* Your goal: Read the records below and copy each line that contains "highlight".

[Opening The input section]

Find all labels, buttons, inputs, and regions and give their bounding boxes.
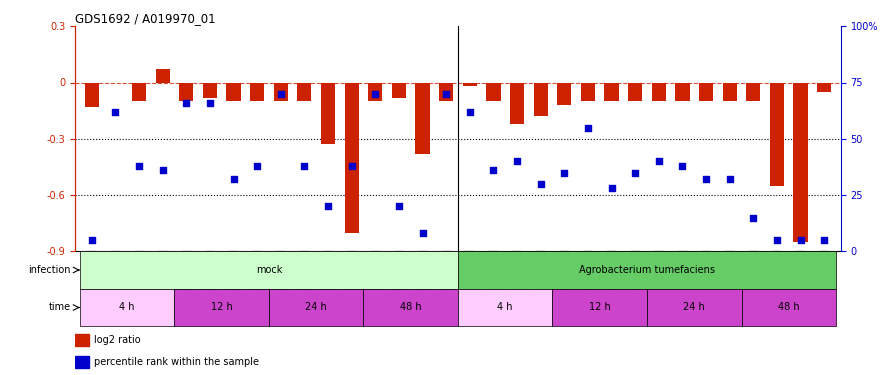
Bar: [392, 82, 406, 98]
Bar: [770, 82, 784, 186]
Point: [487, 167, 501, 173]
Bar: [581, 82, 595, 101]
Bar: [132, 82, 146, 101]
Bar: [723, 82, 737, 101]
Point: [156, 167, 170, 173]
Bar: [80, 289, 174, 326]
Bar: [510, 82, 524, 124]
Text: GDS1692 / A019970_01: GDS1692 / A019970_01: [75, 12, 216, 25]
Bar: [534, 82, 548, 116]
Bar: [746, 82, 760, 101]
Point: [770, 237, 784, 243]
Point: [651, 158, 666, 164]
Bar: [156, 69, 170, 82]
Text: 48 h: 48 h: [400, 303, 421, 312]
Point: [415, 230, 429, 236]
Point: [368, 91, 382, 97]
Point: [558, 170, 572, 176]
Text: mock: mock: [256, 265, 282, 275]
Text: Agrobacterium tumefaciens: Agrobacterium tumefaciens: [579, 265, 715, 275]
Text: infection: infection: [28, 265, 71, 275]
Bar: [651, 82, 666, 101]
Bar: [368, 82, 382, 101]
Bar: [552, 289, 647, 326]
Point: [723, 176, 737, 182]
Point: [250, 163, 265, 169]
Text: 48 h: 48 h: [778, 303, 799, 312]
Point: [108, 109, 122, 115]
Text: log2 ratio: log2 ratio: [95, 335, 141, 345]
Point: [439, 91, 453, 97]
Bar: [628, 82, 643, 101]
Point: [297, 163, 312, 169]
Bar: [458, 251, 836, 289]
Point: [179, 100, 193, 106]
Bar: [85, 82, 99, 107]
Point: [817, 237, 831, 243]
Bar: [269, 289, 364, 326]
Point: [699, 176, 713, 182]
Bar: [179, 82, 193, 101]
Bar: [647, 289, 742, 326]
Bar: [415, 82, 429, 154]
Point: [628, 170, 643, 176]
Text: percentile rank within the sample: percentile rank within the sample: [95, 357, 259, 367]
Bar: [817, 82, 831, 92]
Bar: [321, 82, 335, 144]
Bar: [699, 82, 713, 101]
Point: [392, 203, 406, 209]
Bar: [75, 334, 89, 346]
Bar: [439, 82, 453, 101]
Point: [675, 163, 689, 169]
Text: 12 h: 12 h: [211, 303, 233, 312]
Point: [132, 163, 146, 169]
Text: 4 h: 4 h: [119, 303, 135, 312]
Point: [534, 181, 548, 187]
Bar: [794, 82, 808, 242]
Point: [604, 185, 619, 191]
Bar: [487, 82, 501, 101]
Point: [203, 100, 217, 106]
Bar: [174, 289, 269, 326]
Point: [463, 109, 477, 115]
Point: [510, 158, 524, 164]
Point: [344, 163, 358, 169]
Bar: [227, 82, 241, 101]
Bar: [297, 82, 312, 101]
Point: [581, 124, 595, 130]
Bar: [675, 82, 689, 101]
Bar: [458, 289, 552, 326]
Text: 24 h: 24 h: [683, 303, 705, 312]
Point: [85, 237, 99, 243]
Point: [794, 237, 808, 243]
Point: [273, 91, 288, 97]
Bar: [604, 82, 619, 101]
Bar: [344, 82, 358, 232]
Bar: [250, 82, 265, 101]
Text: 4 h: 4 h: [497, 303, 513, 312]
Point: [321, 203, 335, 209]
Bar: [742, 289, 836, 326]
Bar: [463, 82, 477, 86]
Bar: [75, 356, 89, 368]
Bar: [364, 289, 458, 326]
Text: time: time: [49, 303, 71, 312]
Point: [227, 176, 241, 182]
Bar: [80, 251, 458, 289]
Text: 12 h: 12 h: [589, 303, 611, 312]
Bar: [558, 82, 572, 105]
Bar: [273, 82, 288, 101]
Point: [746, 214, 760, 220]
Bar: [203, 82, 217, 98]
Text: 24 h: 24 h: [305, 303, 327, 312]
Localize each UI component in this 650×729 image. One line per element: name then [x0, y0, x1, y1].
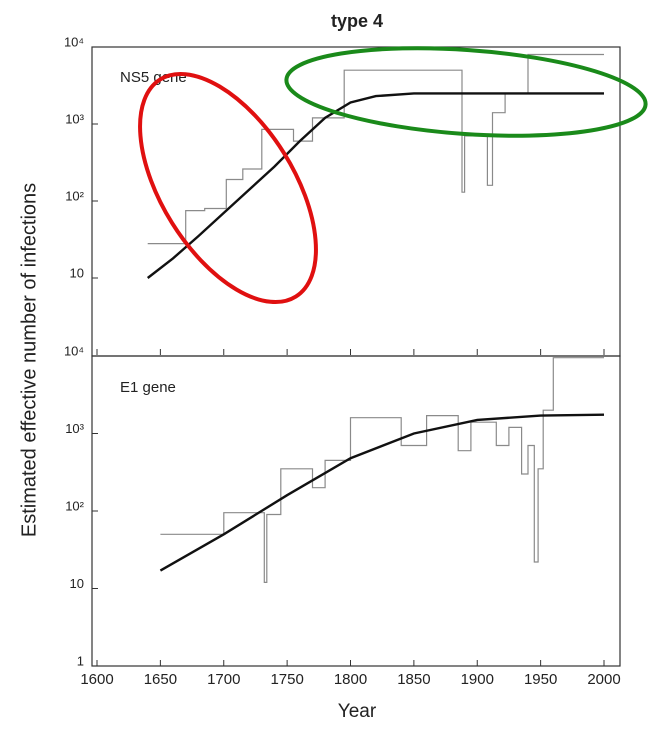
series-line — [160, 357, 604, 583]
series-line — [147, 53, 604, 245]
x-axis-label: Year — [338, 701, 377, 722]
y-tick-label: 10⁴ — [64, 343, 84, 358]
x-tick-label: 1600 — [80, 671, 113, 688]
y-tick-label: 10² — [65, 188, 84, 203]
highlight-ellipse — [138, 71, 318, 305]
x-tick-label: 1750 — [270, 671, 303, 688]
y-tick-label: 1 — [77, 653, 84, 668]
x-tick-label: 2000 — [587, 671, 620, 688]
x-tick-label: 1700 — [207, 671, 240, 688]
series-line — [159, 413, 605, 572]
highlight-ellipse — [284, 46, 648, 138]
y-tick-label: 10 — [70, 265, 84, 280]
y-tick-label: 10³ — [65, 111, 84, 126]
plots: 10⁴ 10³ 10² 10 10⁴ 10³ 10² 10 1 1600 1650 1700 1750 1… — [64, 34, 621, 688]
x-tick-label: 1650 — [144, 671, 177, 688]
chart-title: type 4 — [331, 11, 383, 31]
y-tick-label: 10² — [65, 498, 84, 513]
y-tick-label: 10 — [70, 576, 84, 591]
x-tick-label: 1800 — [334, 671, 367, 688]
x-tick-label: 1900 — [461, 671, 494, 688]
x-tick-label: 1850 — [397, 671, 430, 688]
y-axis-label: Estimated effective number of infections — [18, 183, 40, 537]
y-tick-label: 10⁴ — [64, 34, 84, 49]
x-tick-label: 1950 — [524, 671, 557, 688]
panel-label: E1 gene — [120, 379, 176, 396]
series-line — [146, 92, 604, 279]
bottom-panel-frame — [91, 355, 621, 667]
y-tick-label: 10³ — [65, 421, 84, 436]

[Closing The input section]

* Task response:
highlight-ellipse — [138, 71, 318, 305]
highlight-ellipse — [284, 46, 648, 138]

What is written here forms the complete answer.